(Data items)
┄┄┄┄┄┄
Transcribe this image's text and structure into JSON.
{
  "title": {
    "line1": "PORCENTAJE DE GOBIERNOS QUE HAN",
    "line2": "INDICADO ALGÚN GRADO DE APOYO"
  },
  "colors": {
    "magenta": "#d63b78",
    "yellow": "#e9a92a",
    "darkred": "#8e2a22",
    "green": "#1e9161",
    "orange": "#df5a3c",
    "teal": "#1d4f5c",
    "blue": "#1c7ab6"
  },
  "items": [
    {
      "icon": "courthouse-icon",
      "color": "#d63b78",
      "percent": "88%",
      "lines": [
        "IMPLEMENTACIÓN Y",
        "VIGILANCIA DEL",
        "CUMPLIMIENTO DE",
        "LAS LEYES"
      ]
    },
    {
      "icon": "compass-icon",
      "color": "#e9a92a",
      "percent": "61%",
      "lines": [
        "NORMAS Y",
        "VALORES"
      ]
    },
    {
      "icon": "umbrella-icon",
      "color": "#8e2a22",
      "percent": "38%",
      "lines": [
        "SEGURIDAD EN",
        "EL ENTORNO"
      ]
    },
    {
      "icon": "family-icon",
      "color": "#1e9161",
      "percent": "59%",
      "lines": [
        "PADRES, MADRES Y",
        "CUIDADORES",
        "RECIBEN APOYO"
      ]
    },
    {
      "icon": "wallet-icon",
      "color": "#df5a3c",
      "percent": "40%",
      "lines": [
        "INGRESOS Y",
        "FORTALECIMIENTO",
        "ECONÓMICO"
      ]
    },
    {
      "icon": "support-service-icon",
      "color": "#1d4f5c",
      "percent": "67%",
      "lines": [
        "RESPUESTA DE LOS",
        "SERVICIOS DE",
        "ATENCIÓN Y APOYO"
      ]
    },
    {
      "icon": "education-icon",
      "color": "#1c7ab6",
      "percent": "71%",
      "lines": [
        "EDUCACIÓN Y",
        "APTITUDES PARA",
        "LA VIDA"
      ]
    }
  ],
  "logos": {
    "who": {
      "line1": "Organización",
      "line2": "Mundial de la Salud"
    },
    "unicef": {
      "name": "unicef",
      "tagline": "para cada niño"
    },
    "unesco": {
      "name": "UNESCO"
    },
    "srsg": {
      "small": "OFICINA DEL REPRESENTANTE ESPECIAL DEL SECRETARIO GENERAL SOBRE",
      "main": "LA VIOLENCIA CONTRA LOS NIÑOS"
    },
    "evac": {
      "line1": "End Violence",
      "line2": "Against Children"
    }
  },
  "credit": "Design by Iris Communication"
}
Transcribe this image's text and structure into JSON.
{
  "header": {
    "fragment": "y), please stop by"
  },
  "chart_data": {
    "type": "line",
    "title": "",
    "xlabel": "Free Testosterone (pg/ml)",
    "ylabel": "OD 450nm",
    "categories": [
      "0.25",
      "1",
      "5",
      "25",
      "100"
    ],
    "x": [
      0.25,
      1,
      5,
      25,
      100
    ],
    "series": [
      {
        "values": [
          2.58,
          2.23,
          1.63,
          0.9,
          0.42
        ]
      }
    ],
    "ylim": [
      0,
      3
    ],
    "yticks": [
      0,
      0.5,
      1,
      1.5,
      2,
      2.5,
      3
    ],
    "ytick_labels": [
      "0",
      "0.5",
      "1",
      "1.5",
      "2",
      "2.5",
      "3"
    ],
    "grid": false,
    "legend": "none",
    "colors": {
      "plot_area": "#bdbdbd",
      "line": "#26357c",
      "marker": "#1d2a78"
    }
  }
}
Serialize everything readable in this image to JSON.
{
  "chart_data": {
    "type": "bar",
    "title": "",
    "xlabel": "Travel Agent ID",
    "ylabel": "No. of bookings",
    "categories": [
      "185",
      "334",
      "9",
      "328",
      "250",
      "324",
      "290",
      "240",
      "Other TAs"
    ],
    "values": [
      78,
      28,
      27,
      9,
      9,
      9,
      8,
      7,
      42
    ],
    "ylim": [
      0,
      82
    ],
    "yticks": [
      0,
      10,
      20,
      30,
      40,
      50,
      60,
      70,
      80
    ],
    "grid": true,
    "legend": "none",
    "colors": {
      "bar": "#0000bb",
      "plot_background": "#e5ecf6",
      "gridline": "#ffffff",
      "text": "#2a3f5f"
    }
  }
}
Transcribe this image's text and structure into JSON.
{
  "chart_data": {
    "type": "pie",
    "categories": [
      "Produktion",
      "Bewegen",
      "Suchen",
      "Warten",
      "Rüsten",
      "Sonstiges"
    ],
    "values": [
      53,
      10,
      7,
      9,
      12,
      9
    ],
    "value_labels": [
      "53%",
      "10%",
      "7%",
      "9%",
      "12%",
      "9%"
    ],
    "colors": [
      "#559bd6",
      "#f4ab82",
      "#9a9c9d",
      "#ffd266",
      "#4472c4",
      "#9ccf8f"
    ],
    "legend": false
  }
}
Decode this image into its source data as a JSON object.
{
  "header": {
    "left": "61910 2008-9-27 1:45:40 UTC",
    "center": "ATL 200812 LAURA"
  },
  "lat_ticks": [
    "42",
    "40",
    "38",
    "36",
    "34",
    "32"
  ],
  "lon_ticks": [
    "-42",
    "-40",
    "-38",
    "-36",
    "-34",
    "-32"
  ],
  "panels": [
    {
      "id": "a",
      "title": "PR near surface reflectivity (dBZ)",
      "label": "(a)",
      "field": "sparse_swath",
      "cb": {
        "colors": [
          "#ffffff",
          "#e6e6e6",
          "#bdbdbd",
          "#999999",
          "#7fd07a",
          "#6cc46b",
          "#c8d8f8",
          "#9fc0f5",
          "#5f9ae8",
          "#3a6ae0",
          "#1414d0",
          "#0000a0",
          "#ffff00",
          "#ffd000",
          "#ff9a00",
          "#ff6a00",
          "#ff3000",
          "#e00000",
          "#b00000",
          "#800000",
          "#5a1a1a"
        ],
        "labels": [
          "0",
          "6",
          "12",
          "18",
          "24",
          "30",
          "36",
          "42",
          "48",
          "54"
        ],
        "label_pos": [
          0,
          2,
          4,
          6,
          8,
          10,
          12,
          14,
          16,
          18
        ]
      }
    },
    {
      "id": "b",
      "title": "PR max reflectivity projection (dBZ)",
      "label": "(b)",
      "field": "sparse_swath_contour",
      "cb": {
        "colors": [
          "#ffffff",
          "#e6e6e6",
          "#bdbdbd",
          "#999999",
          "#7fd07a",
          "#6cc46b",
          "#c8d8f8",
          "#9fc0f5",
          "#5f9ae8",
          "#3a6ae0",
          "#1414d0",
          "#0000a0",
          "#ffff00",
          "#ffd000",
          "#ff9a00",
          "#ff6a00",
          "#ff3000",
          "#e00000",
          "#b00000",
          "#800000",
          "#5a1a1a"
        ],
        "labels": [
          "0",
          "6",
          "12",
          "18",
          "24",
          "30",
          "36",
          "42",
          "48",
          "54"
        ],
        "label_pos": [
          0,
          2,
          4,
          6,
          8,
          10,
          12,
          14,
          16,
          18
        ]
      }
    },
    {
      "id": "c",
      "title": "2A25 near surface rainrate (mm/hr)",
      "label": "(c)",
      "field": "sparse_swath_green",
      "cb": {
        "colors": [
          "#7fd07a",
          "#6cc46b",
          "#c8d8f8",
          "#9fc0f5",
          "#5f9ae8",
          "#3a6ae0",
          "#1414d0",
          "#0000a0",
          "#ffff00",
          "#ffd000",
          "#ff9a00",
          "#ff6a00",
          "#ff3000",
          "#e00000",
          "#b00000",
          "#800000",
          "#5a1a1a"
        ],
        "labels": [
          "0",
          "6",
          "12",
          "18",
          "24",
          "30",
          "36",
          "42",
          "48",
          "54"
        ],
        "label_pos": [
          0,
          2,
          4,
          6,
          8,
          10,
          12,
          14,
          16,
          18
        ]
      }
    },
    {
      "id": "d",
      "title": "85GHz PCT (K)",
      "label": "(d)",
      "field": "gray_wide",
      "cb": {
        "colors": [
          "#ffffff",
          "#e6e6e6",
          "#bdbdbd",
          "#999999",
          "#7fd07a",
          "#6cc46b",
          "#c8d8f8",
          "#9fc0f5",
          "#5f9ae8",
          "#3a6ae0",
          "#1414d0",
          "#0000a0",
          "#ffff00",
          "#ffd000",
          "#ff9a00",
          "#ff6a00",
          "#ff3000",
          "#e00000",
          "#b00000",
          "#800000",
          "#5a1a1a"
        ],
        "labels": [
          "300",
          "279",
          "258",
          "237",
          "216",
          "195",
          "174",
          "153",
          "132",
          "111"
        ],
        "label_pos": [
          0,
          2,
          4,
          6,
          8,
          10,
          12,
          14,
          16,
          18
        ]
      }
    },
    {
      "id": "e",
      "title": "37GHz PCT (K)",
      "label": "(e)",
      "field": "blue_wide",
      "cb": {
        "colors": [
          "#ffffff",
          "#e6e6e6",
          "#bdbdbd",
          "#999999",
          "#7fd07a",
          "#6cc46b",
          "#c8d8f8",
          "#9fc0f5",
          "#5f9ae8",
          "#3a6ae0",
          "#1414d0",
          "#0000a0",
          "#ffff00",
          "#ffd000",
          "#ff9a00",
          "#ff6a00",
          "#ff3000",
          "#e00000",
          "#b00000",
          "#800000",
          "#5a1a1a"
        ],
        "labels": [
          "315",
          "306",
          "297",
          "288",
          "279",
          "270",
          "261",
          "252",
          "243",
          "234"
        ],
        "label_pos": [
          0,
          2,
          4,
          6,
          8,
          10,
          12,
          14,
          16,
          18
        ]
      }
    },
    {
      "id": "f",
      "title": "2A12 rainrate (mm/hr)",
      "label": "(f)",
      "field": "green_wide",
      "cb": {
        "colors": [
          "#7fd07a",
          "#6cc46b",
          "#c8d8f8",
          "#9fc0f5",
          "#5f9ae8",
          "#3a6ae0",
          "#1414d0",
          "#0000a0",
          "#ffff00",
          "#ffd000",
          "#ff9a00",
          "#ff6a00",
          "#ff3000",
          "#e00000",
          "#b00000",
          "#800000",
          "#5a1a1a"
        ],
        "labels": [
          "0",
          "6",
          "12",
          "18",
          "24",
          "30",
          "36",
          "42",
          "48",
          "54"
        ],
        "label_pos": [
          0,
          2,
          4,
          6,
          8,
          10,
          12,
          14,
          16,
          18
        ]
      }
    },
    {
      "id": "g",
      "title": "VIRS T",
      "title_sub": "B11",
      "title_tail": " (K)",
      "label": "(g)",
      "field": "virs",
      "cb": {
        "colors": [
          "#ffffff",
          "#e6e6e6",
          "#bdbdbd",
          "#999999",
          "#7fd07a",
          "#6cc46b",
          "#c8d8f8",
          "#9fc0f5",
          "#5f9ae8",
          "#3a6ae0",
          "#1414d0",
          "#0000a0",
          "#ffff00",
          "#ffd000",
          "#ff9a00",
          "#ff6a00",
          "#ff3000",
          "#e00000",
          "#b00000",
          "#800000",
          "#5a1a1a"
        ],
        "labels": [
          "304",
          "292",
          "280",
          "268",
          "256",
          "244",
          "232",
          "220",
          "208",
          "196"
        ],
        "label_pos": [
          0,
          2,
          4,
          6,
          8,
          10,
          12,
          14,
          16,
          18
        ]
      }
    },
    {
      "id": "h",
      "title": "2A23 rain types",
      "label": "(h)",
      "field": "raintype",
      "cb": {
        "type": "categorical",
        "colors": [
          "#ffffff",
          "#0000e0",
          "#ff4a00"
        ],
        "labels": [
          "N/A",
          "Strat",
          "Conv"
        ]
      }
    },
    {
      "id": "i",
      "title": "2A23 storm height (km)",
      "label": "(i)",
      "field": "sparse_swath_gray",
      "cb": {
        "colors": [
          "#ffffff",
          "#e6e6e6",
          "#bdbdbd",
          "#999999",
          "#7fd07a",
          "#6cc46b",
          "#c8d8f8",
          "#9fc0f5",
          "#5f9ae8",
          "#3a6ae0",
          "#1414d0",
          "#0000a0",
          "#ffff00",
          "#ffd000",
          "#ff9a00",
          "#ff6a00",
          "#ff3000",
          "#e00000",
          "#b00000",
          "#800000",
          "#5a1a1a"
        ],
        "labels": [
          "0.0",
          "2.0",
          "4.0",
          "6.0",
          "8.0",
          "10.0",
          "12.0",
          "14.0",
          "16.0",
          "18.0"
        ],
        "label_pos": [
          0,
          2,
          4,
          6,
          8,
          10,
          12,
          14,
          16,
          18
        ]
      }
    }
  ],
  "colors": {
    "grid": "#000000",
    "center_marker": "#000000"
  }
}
┄┄┄┄┄┄
» **JOB**
Say how many lines of the material contain the word "field", with no other text.

» **RESPONSE TO THE EXERCISE**
9